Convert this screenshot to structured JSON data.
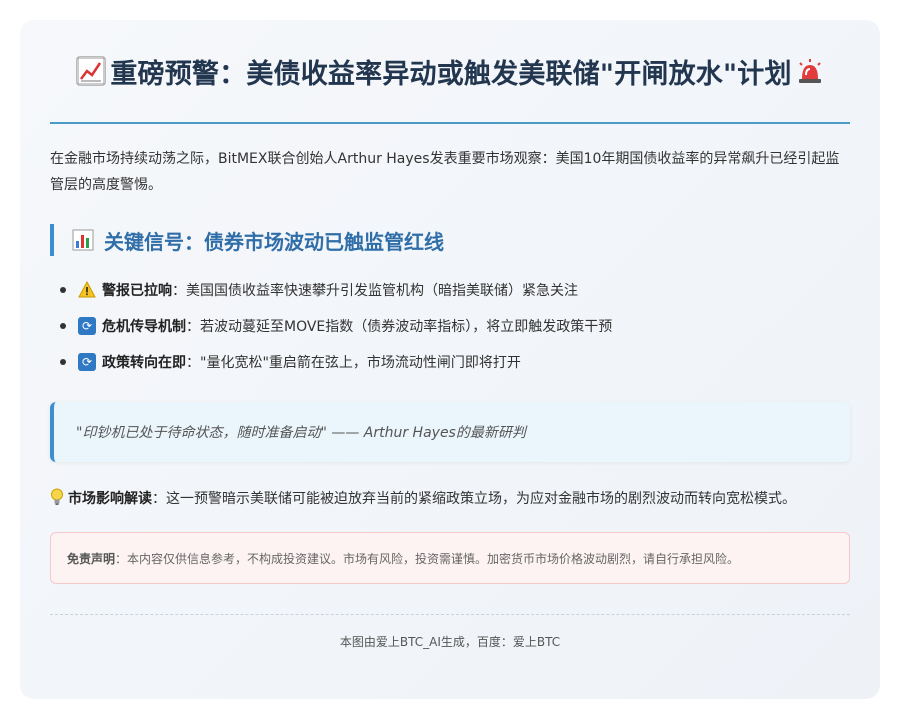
{
  "title": {
    "lead_icon": "chart-increasing-emoji",
    "text": "重磅预警：美债收益率异动或触发美联储\"开闸放水\"计划",
    "trail_icon": "rotating-light-emoji"
  },
  "intro": "在金融市场持续动荡之际，BitMEX联合创始人Arthur Hayes发表重要市场观察：美国10年期国债收益率的异常飙升已经引起监管层的高度警惕。",
  "section": {
    "icon": "bar-chart-emoji",
    "title": "关键信号：债券市场波动已触监管红线"
  },
  "bullets": [
    {
      "icon": "warning-emoji",
      "label": "警报已拉响",
      "text": "：美国国债收益率快速攀升引发监管机构（暗指美联储）紧急关注"
    },
    {
      "icon": "cycle-arrows-emoji",
      "label": "危机传导机制",
      "text": "：若波动蔓延至MOVE指数（债券波动率指标），将立即触发政策干预"
    },
    {
      "icon": "cycle-arrows-emoji",
      "label": "政策转向在即",
      "text": "：\"量化宽松\"重启箭在弦上，市场流动性闸门即将打开"
    }
  ],
  "quote": "\"印钞机已处于待命状态，随时准备启动\" —— Arthur Hayes的最新研判",
  "impact": {
    "icon": "light-bulb-emoji",
    "label": "市场影响解读",
    "text": "：这一预警暗示美联储可能被迫放弃当前的紧缩政策立场，为应对金融市场的剧烈波动而转向宽松模式。"
  },
  "disclaimer": {
    "label": "免责声明",
    "text": "：本内容仅供信息参考，不构成投资建议。市场有风险，投资需谨慎。加密货币市场价格波动剧烈，请自行承担风险。"
  },
  "footer": "本图由爱上BTC_AI生成，百度：爱上BTC",
  "colors": {
    "title": "#22364f",
    "accent": "#3b8fd0",
    "section_title": "#2f6ea8",
    "quote_bg": "#eaf5fc",
    "disclaimer_bg": "#fdf3f3"
  }
}
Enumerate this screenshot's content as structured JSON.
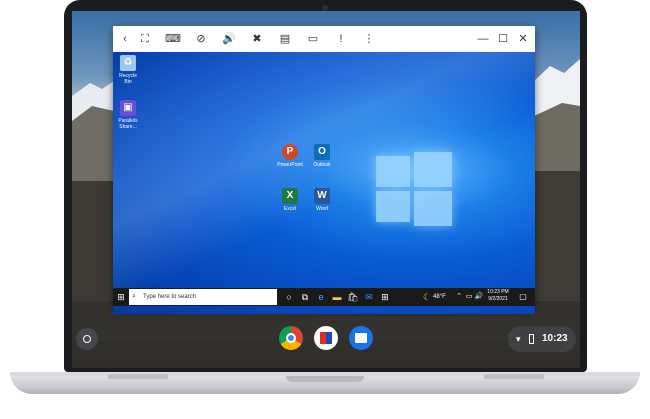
{
  "vm_toolbar": {
    "icons": [
      "back-icon",
      "fullscreen-icon",
      "keyboard-icon",
      "camera-off-icon",
      "volume-icon",
      "mic-off-icon",
      "print-icon",
      "folder-icon",
      "feedback-icon",
      "more-icon"
    ],
    "window_controls": [
      "minimize-icon",
      "maximize-icon",
      "close-icon"
    ]
  },
  "windows_desktop": {
    "icons": [
      {
        "name": "recycle-bin",
        "label": "Recycle Bin",
        "color": "#9fc6e8"
      },
      {
        "name": "parallels-share",
        "label": "Parallels Share...",
        "color": "#6a4fd6"
      },
      {
        "name": "powerpoint",
        "label": "PowerPoint",
        "color": "#d24726"
      },
      {
        "name": "outlook",
        "label": "Outlook",
        "color": "#0f6cbd"
      },
      {
        "name": "excel",
        "label": "Excel",
        "color": "#1d7a45"
      },
      {
        "name": "word",
        "label": "Word",
        "color": "#2b579a"
      }
    ],
    "taskbar": {
      "search_placeholder": "Type here to search",
      "weather": "48°F",
      "time": "10:23 PM",
      "date": "9/2/2021"
    }
  },
  "chromeos_shelf": {
    "apps": [
      "chrome",
      "parallels-desktop",
      "files"
    ],
    "time": "10:23"
  },
  "colors": {
    "win_blue": "#0a5bd6",
    "bezel": "#1b1c1e",
    "shelf_tray": "#3f4143"
  }
}
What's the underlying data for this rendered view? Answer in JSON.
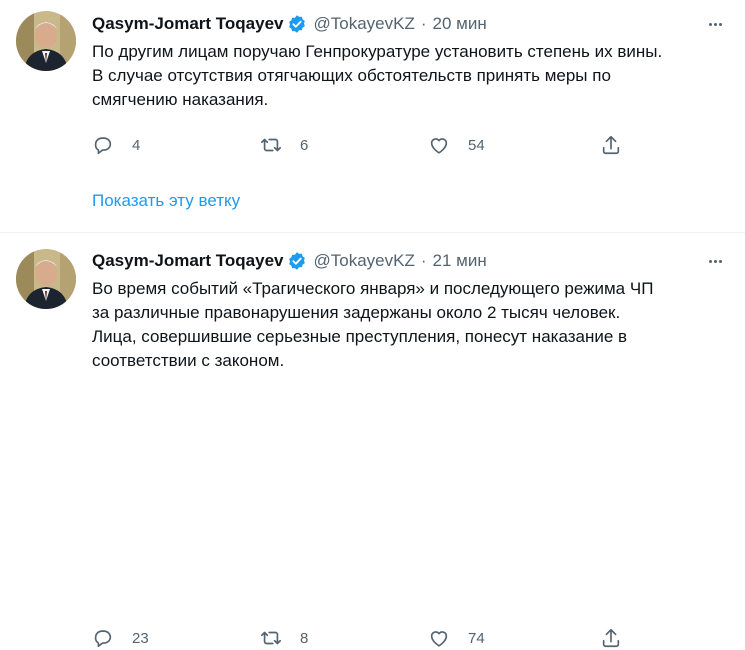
{
  "colors": {
    "accent": "#1d9bf0",
    "text_primary": "#0f1419",
    "text_secondary": "#536471",
    "divider": "#eff3f4"
  },
  "tweets": [
    {
      "author_name": "Qasym-Jomart Toqayev",
      "handle": "@TokayevKZ",
      "separator": "·",
      "time": "20 мин",
      "verified_icon": "verified-badge-icon",
      "text_lines": [
        "По другим лицам поручаю Генпрокуратуре установить степень их вины.",
        "В случае отсутствия отягчающих обстоятельств принять меры по",
        "смягчению наказания."
      ],
      "replies": "4",
      "retweets": "6",
      "likes": "54"
    },
    {
      "author_name": "Qasym-Jomart Toqayev",
      "handle": "@TokayevKZ",
      "separator": "·",
      "time": "21 мин",
      "verified_icon": "verified-badge-icon",
      "text_lines": [
        "Во время событий «Трагического января» и последующего режима ЧП",
        "за различные правонарушения задержаны около 2 тысяч человек.",
        "Лица, совершившие серьезные преступления, понесут наказание в",
        "соответствии с законом."
      ],
      "replies": "23",
      "retweets": "8",
      "likes": "74"
    }
  ],
  "show_thread_label": "Показать эту ветку"
}
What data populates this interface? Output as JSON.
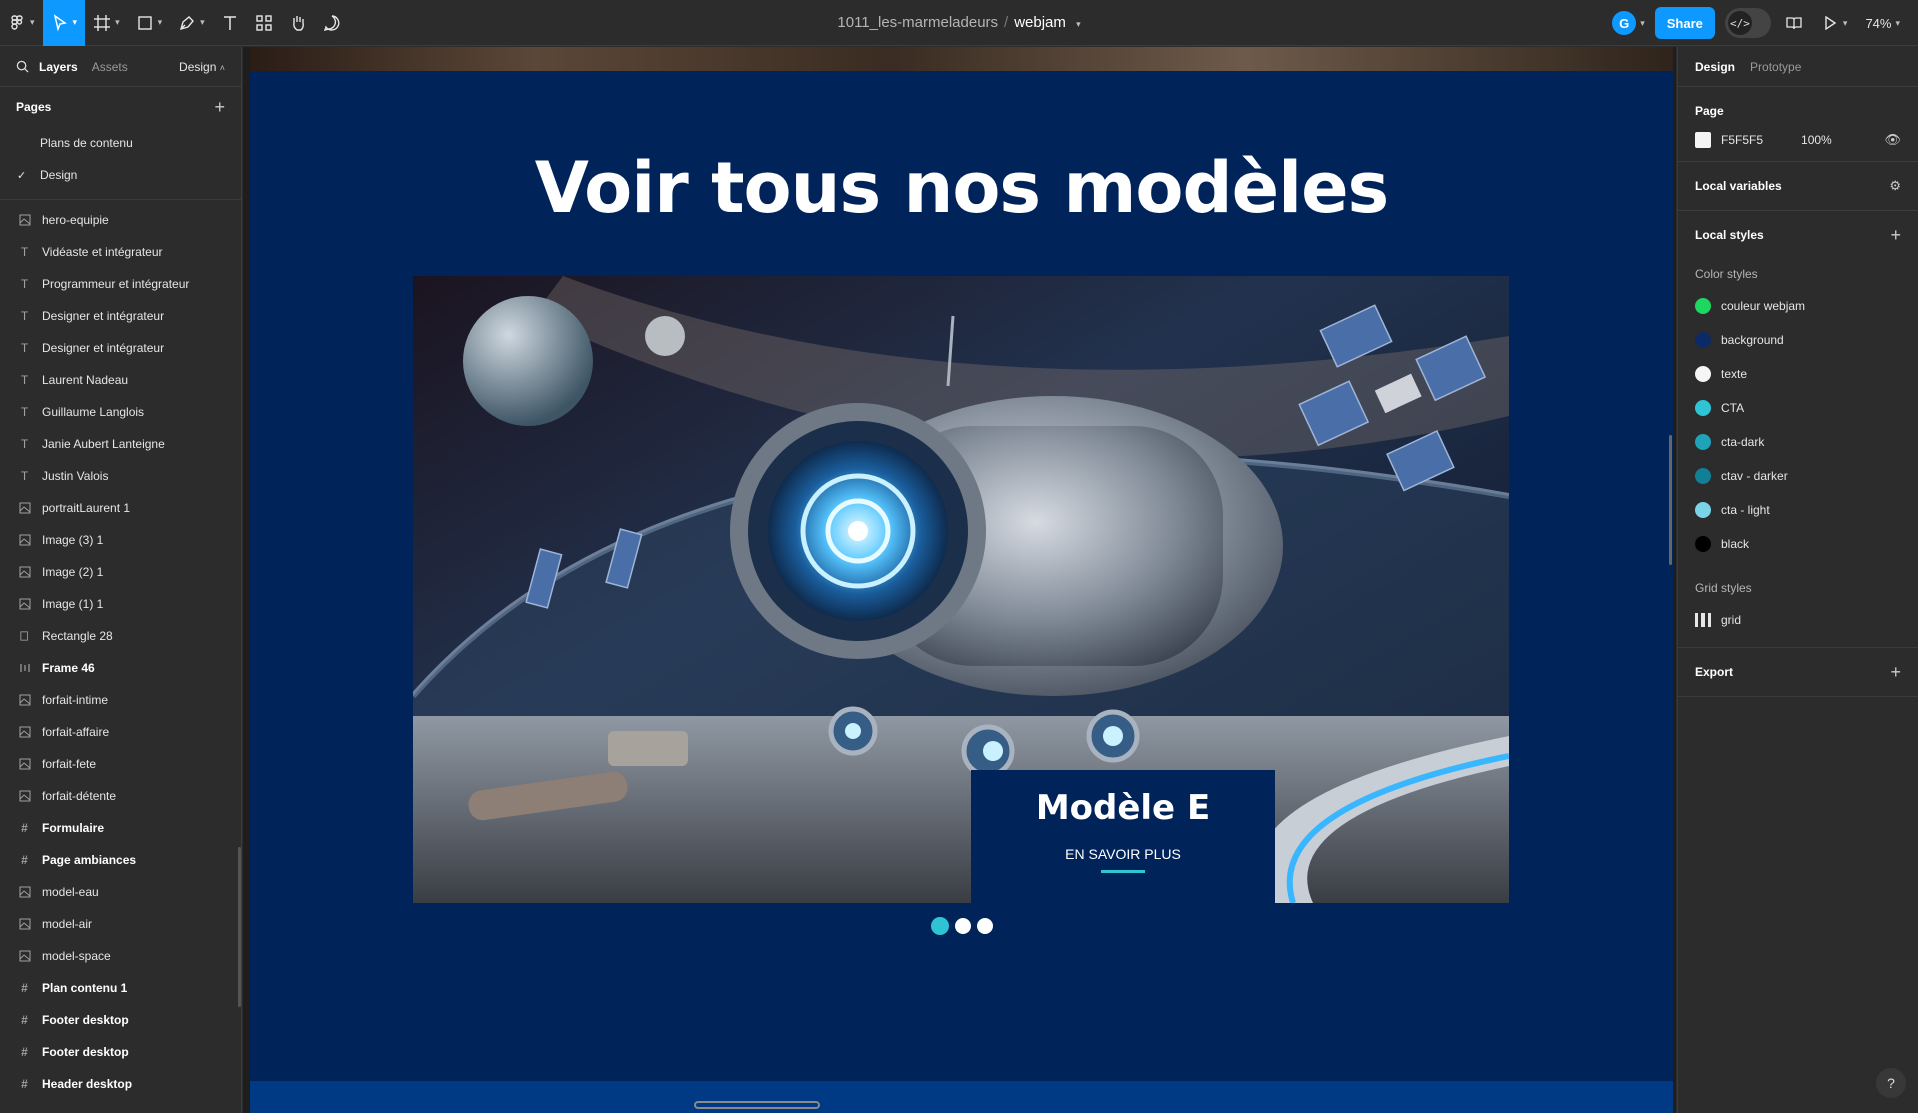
{
  "topbar": {
    "file_project": "1011_les-marmeladeurs",
    "file_name": "webjam",
    "user_initial": "G",
    "share_label": "Share",
    "zoom": "74%"
  },
  "left_panel": {
    "tabs": [
      "Layers",
      "Assets"
    ],
    "mode": "Design",
    "pages_title": "Pages",
    "pages": [
      {
        "label": "Plans de contenu",
        "current": false
      },
      {
        "label": "Design",
        "current": true
      }
    ],
    "layers": [
      {
        "label": "hero-equipie",
        "icon": "image-icon"
      },
      {
        "label": "Vidéaste et intégrateur",
        "icon": "text-icon"
      },
      {
        "label": "Programmeur et intégrateur",
        "icon": "text-icon"
      },
      {
        "label": "Designer et intégrateur",
        "icon": "text-icon"
      },
      {
        "label": "Designer et intégrateur",
        "icon": "text-icon"
      },
      {
        "label": "Laurent Nadeau",
        "icon": "text-icon"
      },
      {
        "label": "Guillaume Langlois",
        "icon": "text-icon"
      },
      {
        "label": "Janie Aubert Lanteigne",
        "icon": "text-icon"
      },
      {
        "label": "Justin Valois",
        "icon": "text-icon"
      },
      {
        "label": "portraitLaurent 1",
        "icon": "image-icon"
      },
      {
        "label": "Image (3) 1",
        "icon": "image-icon"
      },
      {
        "label": "Image (2) 1",
        "icon": "image-icon"
      },
      {
        "label": "Image (1) 1",
        "icon": "image-icon"
      },
      {
        "label": "Rectangle 28",
        "icon": "rectangle-icon"
      },
      {
        "label": "Frame 46",
        "icon": "autolayout-icon",
        "frame": true
      },
      {
        "label": "forfait-intime",
        "icon": "image-icon"
      },
      {
        "label": "forfait-affaire",
        "icon": "image-icon"
      },
      {
        "label": "forfait-fete",
        "icon": "image-icon"
      },
      {
        "label": "forfait-détente",
        "icon": "image-icon"
      },
      {
        "label": "Formulaire",
        "icon": "frame-icon",
        "frame": true
      },
      {
        "label": "Page ambiances",
        "icon": "frame-icon",
        "frame": true
      },
      {
        "label": "model-eau",
        "icon": "image-icon"
      },
      {
        "label": "model-air",
        "icon": "image-icon"
      },
      {
        "label": "model-space",
        "icon": "image-icon"
      },
      {
        "label": "Plan contenu 1",
        "icon": "frame-icon",
        "frame": true
      },
      {
        "label": "Footer desktop",
        "icon": "frame-icon",
        "frame": true
      },
      {
        "label": "Footer desktop",
        "icon": "frame-icon",
        "frame": true
      },
      {
        "label": "Header desktop",
        "icon": "frame-icon",
        "frame": true
      }
    ]
  },
  "canvas": {
    "headline": "Voir tous nos modèles",
    "card_title": "Modèle E",
    "card_link": "EN SAVOIR PLUS",
    "carousel_dots": 3,
    "active_dot": 0,
    "colors": {
      "background": "#00245a",
      "accent": "#2ec4d6",
      "footer": "#003a85"
    }
  },
  "right_panel": {
    "tabs": [
      "Design",
      "Prototype"
    ],
    "page_section": "Page",
    "page_color": "F5F5F5",
    "page_opacity": "100%",
    "local_variables": "Local variables",
    "local_styles": "Local styles",
    "color_styles_title": "Color styles",
    "color_styles": [
      {
        "name": "couleur webjam",
        "color": "#1ed760"
      },
      {
        "name": "background",
        "color": "#0b2a66"
      },
      {
        "name": "texte",
        "color": "#f5f5f5"
      },
      {
        "name": "CTA",
        "color": "#2ec4d6"
      },
      {
        "name": "cta-dark",
        "color": "#1fa3b8"
      },
      {
        "name": "ctav - darker",
        "color": "#117f95"
      },
      {
        "name": "cta - light",
        "color": "#7ad3e6"
      },
      {
        "name": "black",
        "color": "#000000"
      }
    ],
    "grid_styles_title": "Grid styles",
    "grid_styles": [
      {
        "name": "grid"
      }
    ],
    "export": "Export"
  }
}
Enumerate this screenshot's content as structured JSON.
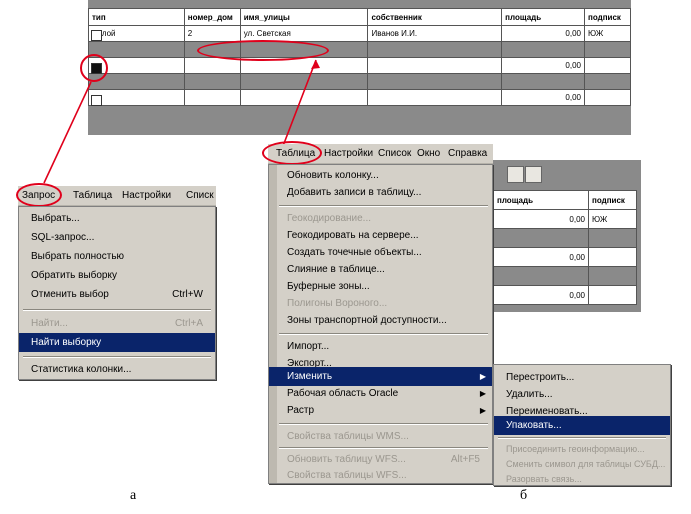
^^^^^^^^
Check each line above for the string "data" and show the ones that have it.

Exercise result
Convert this screenshot to structured JSON data.
What's the underlying data for this rendered view? Answer in JSON.
What data populates this interface? Output as JSON.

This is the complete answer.